-------- DATA LISTING --------
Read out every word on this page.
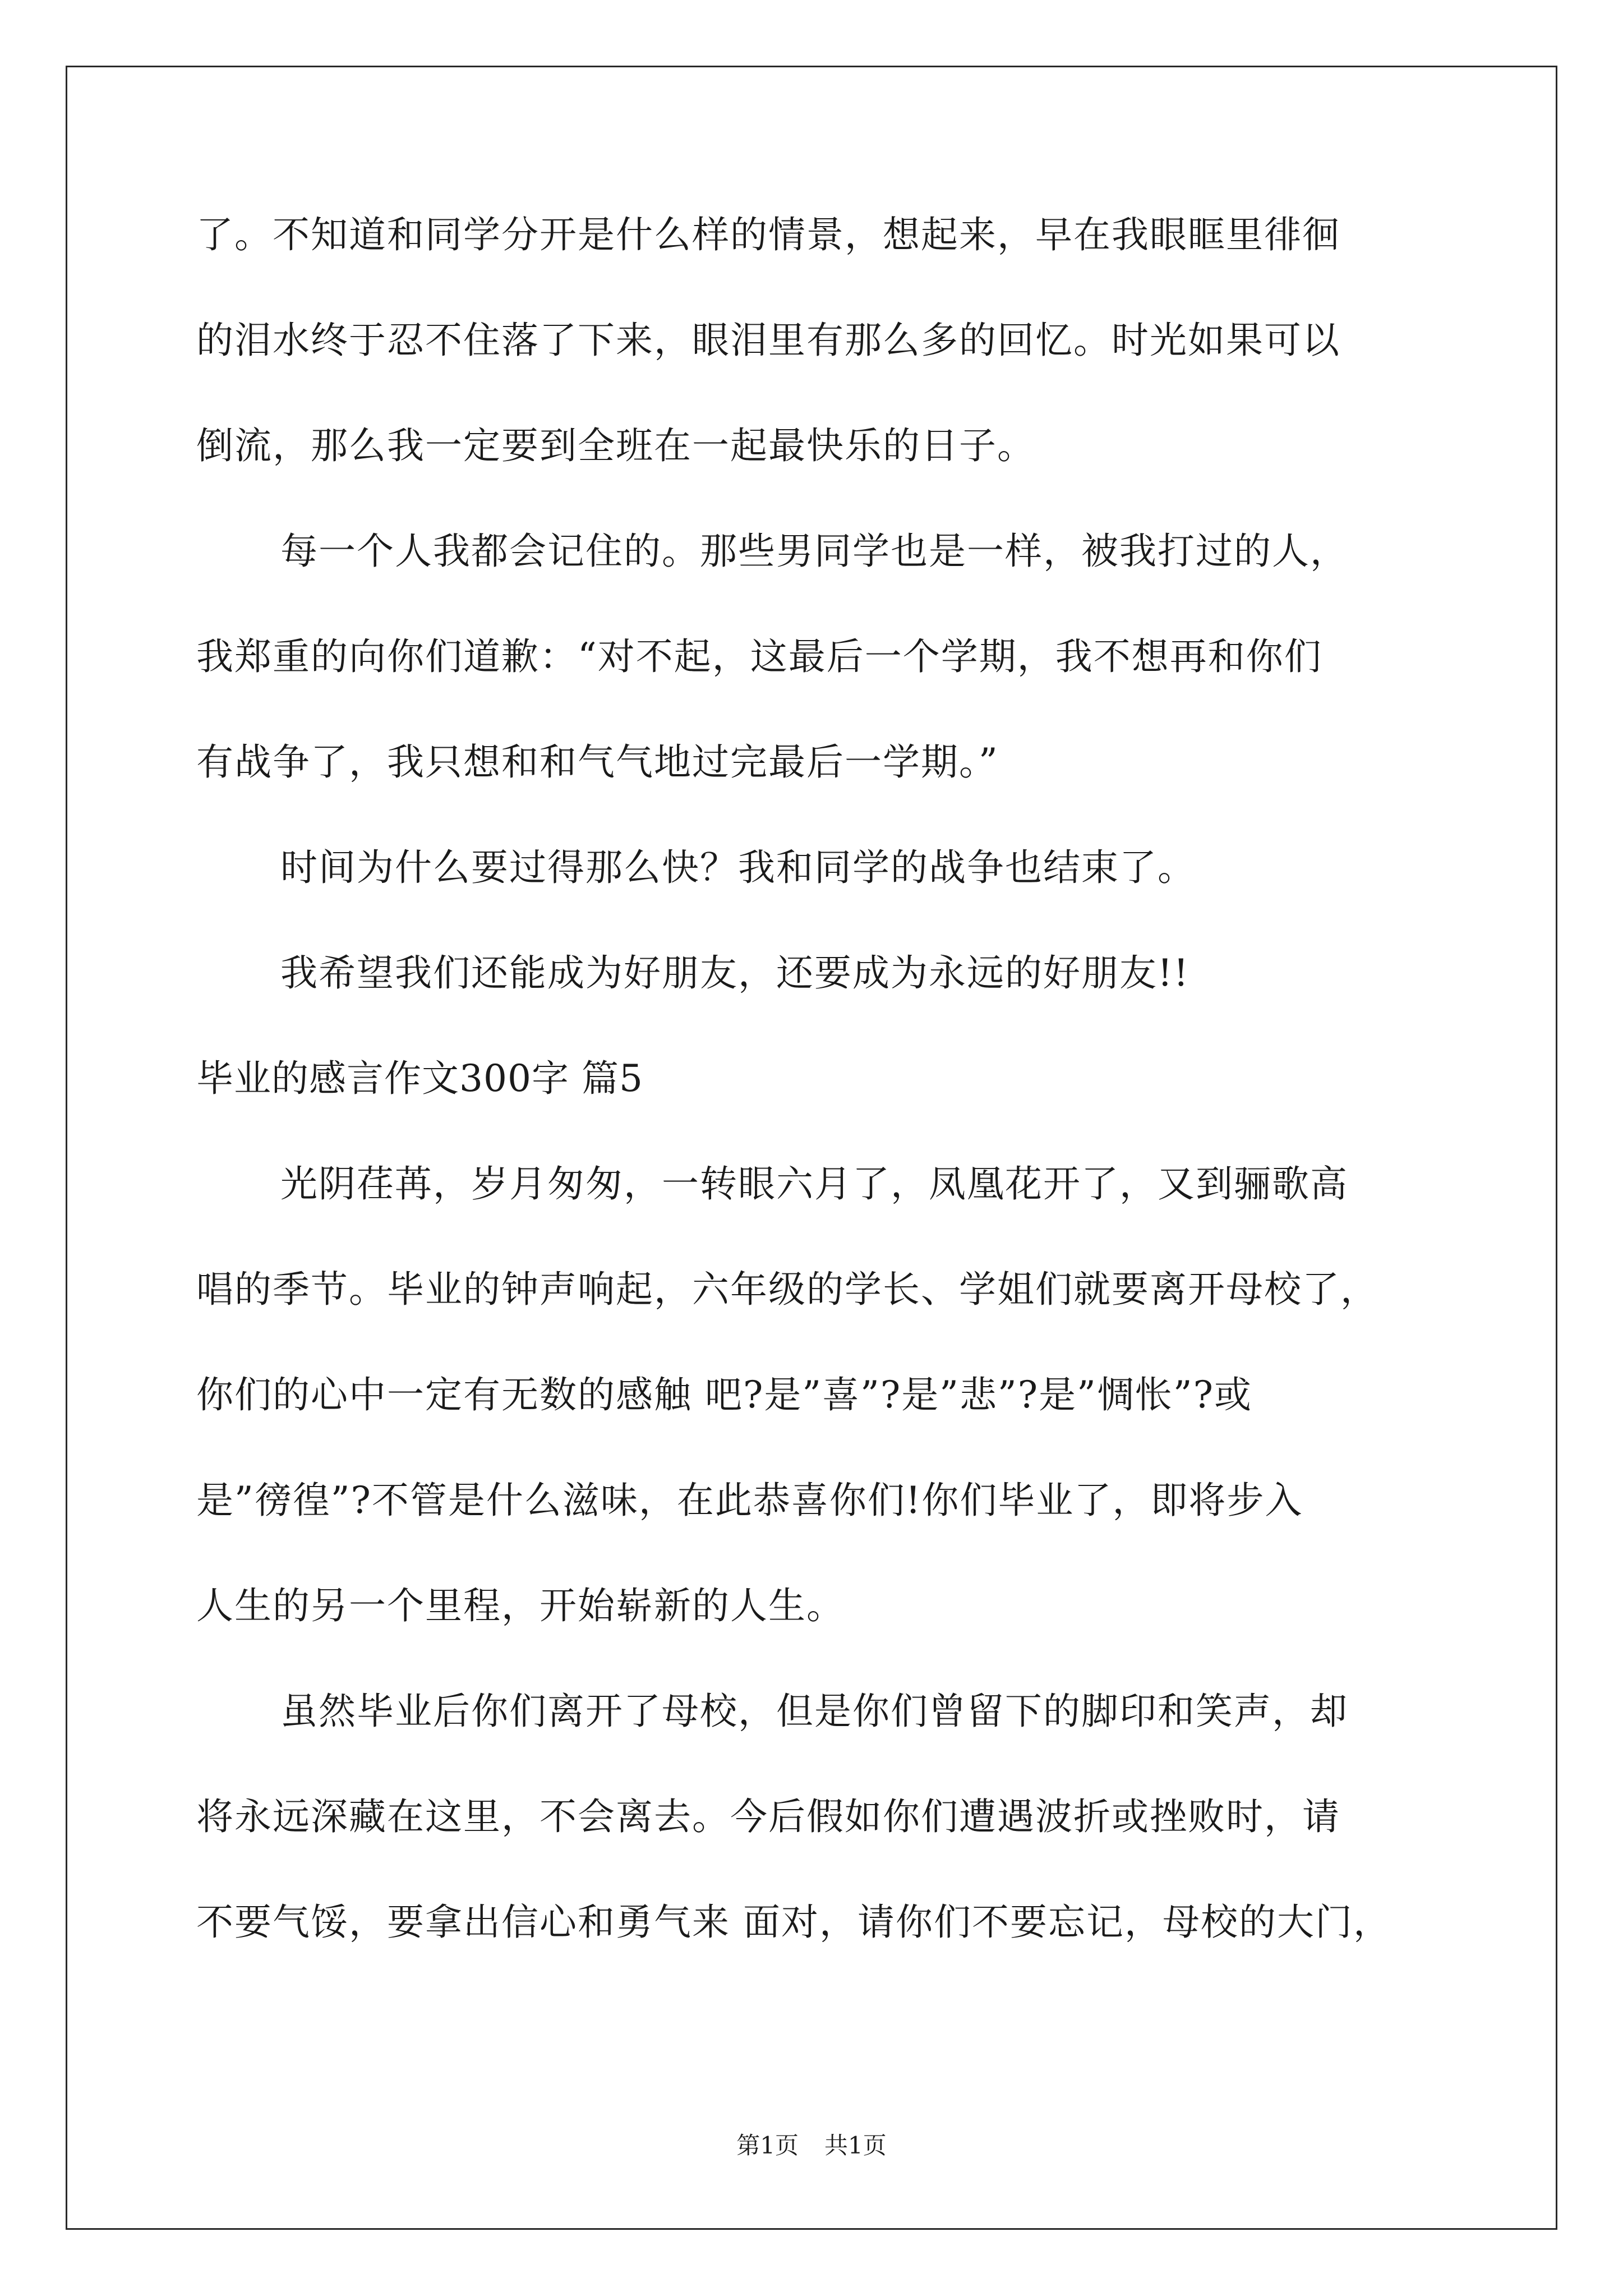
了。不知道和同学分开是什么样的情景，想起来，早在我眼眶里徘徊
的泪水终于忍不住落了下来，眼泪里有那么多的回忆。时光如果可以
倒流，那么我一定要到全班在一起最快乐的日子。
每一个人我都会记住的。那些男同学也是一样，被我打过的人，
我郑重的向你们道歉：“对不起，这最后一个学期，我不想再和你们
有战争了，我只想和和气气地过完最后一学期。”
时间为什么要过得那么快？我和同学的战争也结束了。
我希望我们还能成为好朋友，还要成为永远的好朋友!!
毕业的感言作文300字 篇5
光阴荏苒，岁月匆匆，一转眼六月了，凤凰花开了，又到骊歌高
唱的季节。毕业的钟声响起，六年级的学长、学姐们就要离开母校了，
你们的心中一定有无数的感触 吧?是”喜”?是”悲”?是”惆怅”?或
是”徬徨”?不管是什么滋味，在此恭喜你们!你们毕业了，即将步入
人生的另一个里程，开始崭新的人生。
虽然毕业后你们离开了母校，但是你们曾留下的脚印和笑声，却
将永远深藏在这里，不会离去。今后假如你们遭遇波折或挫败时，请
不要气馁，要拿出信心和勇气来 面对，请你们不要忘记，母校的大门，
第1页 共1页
--------
◆ **SHORT EXERCISE**
Copy out the listing exactly as it stands, but not the pictures.

◆ **REPLY TO THE EXERCISE**
Read out every word on this page.
了。不知道和同学分开是什么样的情景，想起来，早在我眼眶里徘徊
的泪水终于忍不住落了下来，眼泪里有那么多的回忆。时光如果可以
倒流，那么我一定要到全班在一起最快乐的日子。
每一个人我都会记住的。那些男同学也是一样，被我打过的人，
我郑重的向你们道歉：“对不起，这最后一个学期，我不想再和你们
有战争了，我只想和和气气地过完最后一学期。”
时间为什么要过得那么快？我和同学的战争也结束了。
我希望我们还能成为好朋友，还要成为永远的好朋友!!
毕业的感言作文300字 篇5
光阴荏苒，岁月匆匆，一转眼六月了，凤凰花开了，又到骊歌高
唱的季节。毕业的钟声响起，六年级的学长、学姐们就要离开母校了，
你们的心中一定有无数的感触 吧?是”喜”?是”悲”?是”惆怅”?或
是”徬徨”?不管是什么滋味，在此恭喜你们!你们毕业了，即将步入
人生的另一个里程，开始崭新的人生。
虽然毕业后你们离开了母校，但是你们曾留下的脚印和笑声，却
将永远深藏在这里，不会离去。今后假如你们遭遇波折或挫败时，请
不要气馁，要拿出信心和勇气来 面对，请你们不要忘记，母校的大门，
第1页 共1页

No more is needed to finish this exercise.